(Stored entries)
•••••

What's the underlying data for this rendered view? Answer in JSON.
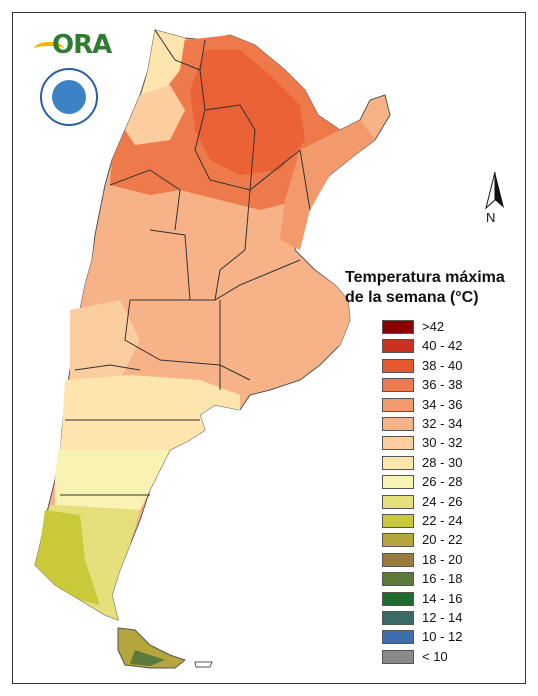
{
  "logo": {
    "text": "ORA",
    "seal_color": "#2b5ea8"
  },
  "north_arrow": {
    "label": "N"
  },
  "legend": {
    "title_line1": "Temperatura máxima",
    "title_line2": "de la semana (°C)",
    "items": [
      {
        "label": ">42",
        "color": "#8b0000"
      },
      {
        "label": "40 - 42",
        "color": "#c8321e"
      },
      {
        "label": "38 - 40",
        "color": "#e8582e"
      },
      {
        "label": "36 - 38",
        "color": "#ee7a4c"
      },
      {
        "label": "34 - 36",
        "color": "#f39a6c"
      },
      {
        "label": "32 - 34",
        "color": "#f7b288"
      },
      {
        "label": "30 - 32",
        "color": "#fbcd9f"
      },
      {
        "label": "28 - 30",
        "color": "#fde5ad"
      },
      {
        "label": "26 - 28",
        "color": "#f9f3b3"
      },
      {
        "label": "24 - 26",
        "color": "#e6e07c"
      },
      {
        "label": "22 - 24",
        "color": "#c9c93a"
      },
      {
        "label": "20 - 22",
        "color": "#b4a53c"
      },
      {
        "label": "18 - 20",
        "color": "#9a7a3a"
      },
      {
        "label": "16 - 18",
        "color": "#5c7a3a"
      },
      {
        "label": "14 - 16",
        "color": "#1f6b2e"
      },
      {
        "label": "12 - 14",
        "color": "#3b6a6a"
      },
      {
        "label": "10 - 12",
        "color": "#3d6fae"
      },
      {
        "label": "< 10",
        "color": "#8a8a8a"
      }
    ]
  }
}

•••••

Directive ::
Set the pictures aside and transcribe the data above exactly.

Solution below ::
What's the underlying data for this rendered view? Answer in JSON.
{
  "logo": {
    "text": "ORA",
    "seal_color": "#2b5ea8"
  },
  "north_arrow": {
    "label": "N"
  },
  "legend": {
    "title_line1": "Temperatura máxima",
    "title_line2": "de la semana (°C)",
    "items": [
      {
        "label": ">42",
        "color": "#8b0000"
      },
      {
        "label": "40 - 42",
        "color": "#c8321e"
      },
      {
        "label": "38 - 40",
        "color": "#e8582e"
      },
      {
        "label": "36 - 38",
        "color": "#ee7a4c"
      },
      {
        "label": "34 - 36",
        "color": "#f39a6c"
      },
      {
        "label": "32 - 34",
        "color": "#f7b288"
      },
      {
        "label": "30 - 32",
        "color": "#fbcd9f"
      },
      {
        "label": "28 - 30",
        "color": "#fde5ad"
      },
      {
        "label": "26 - 28",
        "color": "#f9f3b3"
      },
      {
        "label": "24 - 26",
        "color": "#e6e07c"
      },
      {
        "label": "22 - 24",
        "color": "#c9c93a"
      },
      {
        "label": "20 - 22",
        "color": "#b4a53c"
      },
      {
        "label": "18 - 20",
        "color": "#9a7a3a"
      },
      {
        "label": "16 - 18",
        "color": "#5c7a3a"
      },
      {
        "label": "14 - 16",
        "color": "#1f6b2e"
      },
      {
        "label": "12 - 14",
        "color": "#3b6a6a"
      },
      {
        "label": "10 - 12",
        "color": "#3d6fae"
      },
      {
        "label": "< 10",
        "color": "#8a8a8a"
      }
    ]
  }
}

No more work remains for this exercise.